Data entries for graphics
==========
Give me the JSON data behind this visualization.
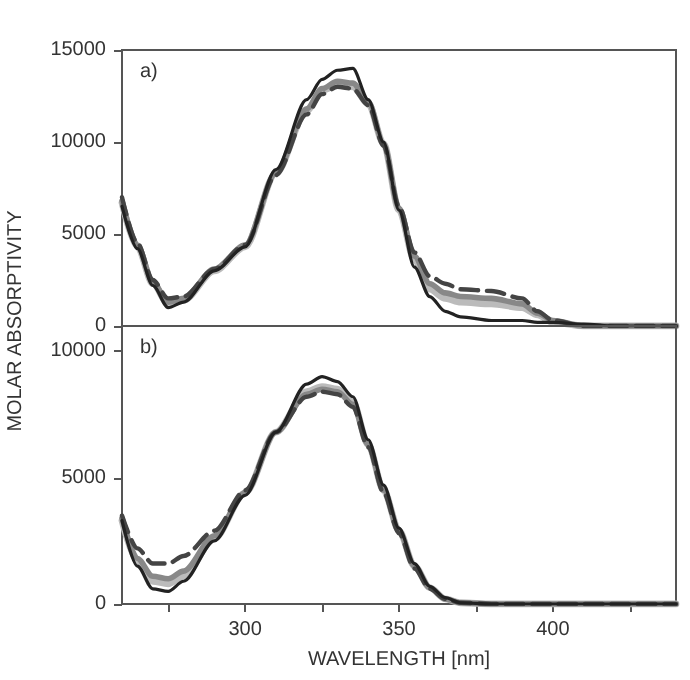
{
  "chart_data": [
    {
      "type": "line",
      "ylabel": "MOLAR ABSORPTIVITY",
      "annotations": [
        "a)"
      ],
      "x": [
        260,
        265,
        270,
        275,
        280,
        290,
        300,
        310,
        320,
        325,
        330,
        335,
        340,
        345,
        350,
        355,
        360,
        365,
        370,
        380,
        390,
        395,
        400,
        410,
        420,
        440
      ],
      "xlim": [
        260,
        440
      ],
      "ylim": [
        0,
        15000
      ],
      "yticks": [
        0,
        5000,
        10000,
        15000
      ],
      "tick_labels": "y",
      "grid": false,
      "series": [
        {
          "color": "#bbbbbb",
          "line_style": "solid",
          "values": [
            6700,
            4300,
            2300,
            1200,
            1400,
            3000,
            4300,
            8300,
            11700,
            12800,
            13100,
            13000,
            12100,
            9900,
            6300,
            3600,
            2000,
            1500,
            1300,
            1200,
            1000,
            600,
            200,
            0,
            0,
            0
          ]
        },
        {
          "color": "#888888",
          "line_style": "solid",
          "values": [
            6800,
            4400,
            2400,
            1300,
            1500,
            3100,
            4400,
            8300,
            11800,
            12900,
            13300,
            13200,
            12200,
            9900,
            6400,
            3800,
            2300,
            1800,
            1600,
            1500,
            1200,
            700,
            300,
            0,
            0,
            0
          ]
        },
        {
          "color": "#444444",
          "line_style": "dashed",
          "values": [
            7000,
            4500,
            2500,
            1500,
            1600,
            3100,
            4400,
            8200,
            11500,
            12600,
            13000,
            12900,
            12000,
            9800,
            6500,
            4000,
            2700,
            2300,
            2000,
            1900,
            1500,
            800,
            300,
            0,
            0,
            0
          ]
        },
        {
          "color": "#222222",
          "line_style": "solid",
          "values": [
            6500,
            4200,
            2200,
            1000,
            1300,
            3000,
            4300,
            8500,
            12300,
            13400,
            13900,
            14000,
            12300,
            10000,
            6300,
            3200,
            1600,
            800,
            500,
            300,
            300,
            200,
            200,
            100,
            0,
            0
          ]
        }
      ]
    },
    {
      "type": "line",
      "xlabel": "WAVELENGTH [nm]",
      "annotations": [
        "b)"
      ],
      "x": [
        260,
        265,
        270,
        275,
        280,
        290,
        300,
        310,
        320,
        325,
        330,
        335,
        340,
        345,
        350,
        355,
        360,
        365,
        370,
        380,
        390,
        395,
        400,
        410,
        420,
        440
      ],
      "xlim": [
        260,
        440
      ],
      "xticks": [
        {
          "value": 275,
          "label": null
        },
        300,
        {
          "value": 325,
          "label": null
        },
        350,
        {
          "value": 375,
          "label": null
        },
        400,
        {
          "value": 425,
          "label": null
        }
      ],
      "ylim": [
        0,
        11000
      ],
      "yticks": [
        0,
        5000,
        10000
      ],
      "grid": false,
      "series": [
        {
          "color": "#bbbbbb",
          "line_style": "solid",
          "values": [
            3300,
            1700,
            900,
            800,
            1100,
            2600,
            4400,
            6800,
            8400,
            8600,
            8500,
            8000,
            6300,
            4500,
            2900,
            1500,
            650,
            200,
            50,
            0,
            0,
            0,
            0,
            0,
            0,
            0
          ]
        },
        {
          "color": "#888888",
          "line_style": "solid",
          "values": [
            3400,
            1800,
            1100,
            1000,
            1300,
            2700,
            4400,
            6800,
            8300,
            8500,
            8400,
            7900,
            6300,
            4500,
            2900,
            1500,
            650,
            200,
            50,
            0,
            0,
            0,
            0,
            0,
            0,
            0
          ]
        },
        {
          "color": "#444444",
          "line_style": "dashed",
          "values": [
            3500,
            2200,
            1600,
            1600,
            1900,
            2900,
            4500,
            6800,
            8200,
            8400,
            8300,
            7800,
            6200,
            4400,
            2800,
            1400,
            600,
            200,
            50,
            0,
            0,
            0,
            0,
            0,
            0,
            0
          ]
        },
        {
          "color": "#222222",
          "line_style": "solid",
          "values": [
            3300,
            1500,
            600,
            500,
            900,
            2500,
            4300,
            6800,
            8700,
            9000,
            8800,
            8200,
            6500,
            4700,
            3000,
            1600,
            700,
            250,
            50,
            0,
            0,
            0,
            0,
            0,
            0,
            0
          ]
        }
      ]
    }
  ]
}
==========
__YOUR GOAL__.
The pictures should not appear in the copy; every other part of the records above must be returned exactly.

__EXPECTED OUTPUT__.
Give me the JSON data behind this visualization.
{
  "chart_data": [
    {
      "type": "line",
      "ylabel": "MOLAR ABSORPTIVITY",
      "annotations": [
        "a)"
      ],
      "x": [
        260,
        265,
        270,
        275,
        280,
        290,
        300,
        310,
        320,
        325,
        330,
        335,
        340,
        345,
        350,
        355,
        360,
        365,
        370,
        380,
        390,
        395,
        400,
        410,
        420,
        440
      ],
      "xlim": [
        260,
        440
      ],
      "ylim": [
        0,
        15000
      ],
      "yticks": [
        0,
        5000,
        10000,
        15000
      ],
      "tick_labels": "y",
      "grid": false,
      "series": [
        {
          "color": "#bbbbbb",
          "line_style": "solid",
          "values": [
            6700,
            4300,
            2300,
            1200,
            1400,
            3000,
            4300,
            8300,
            11700,
            12800,
            13100,
            13000,
            12100,
            9900,
            6300,
            3600,
            2000,
            1500,
            1300,
            1200,
            1000,
            600,
            200,
            0,
            0,
            0
          ]
        },
        {
          "color": "#888888",
          "line_style": "solid",
          "values": [
            6800,
            4400,
            2400,
            1300,
            1500,
            3100,
            4400,
            8300,
            11800,
            12900,
            13300,
            13200,
            12200,
            9900,
            6400,
            3800,
            2300,
            1800,
            1600,
            1500,
            1200,
            700,
            300,
            0,
            0,
            0
          ]
        },
        {
          "color": "#444444",
          "line_style": "dashed",
          "values": [
            7000,
            4500,
            2500,
            1500,
            1600,
            3100,
            4400,
            8200,
            11500,
            12600,
            13000,
            12900,
            12000,
            9800,
            6500,
            4000,
            2700,
            2300,
            2000,
            1900,
            1500,
            800,
            300,
            0,
            0,
            0
          ]
        },
        {
          "color": "#222222",
          "line_style": "solid",
          "values": [
            6500,
            4200,
            2200,
            1000,
            1300,
            3000,
            4300,
            8500,
            12300,
            13400,
            13900,
            14000,
            12300,
            10000,
            6300,
            3200,
            1600,
            800,
            500,
            300,
            300,
            200,
            200,
            100,
            0,
            0
          ]
        }
      ]
    },
    {
      "type": "line",
      "xlabel": "WAVELENGTH [nm]",
      "annotations": [
        "b)"
      ],
      "x": [
        260,
        265,
        270,
        275,
        280,
        290,
        300,
        310,
        320,
        325,
        330,
        335,
        340,
        345,
        350,
        355,
        360,
        365,
        370,
        380,
        390,
        395,
        400,
        410,
        420,
        440
      ],
      "xlim": [
        260,
        440
      ],
      "xticks": [
        {
          "value": 275,
          "label": null
        },
        300,
        {
          "value": 325,
          "label": null
        },
        350,
        {
          "value": 375,
          "label": null
        },
        400,
        {
          "value": 425,
          "label": null
        }
      ],
      "ylim": [
        0,
        11000
      ],
      "yticks": [
        0,
        5000,
        10000
      ],
      "grid": false,
      "series": [
        {
          "color": "#bbbbbb",
          "line_style": "solid",
          "values": [
            3300,
            1700,
            900,
            800,
            1100,
            2600,
            4400,
            6800,
            8400,
            8600,
            8500,
            8000,
            6300,
            4500,
            2900,
            1500,
            650,
            200,
            50,
            0,
            0,
            0,
            0,
            0,
            0,
            0
          ]
        },
        {
          "color": "#888888",
          "line_style": "solid",
          "values": [
            3400,
            1800,
            1100,
            1000,
            1300,
            2700,
            4400,
            6800,
            8300,
            8500,
            8400,
            7900,
            6300,
            4500,
            2900,
            1500,
            650,
            200,
            50,
            0,
            0,
            0,
            0,
            0,
            0,
            0
          ]
        },
        {
          "color": "#444444",
          "line_style": "dashed",
          "values": [
            3500,
            2200,
            1600,
            1600,
            1900,
            2900,
            4500,
            6800,
            8200,
            8400,
            8300,
            7800,
            6200,
            4400,
            2800,
            1400,
            600,
            200,
            50,
            0,
            0,
            0,
            0,
            0,
            0,
            0
          ]
        },
        {
          "color": "#222222",
          "line_style": "solid",
          "values": [
            3300,
            1500,
            600,
            500,
            900,
            2500,
            4300,
            6800,
            8700,
            9000,
            8800,
            8200,
            6500,
            4700,
            3000,
            1600,
            700,
            250,
            50,
            0,
            0,
            0,
            0,
            0,
            0,
            0
          ]
        }
      ]
    }
  ]
}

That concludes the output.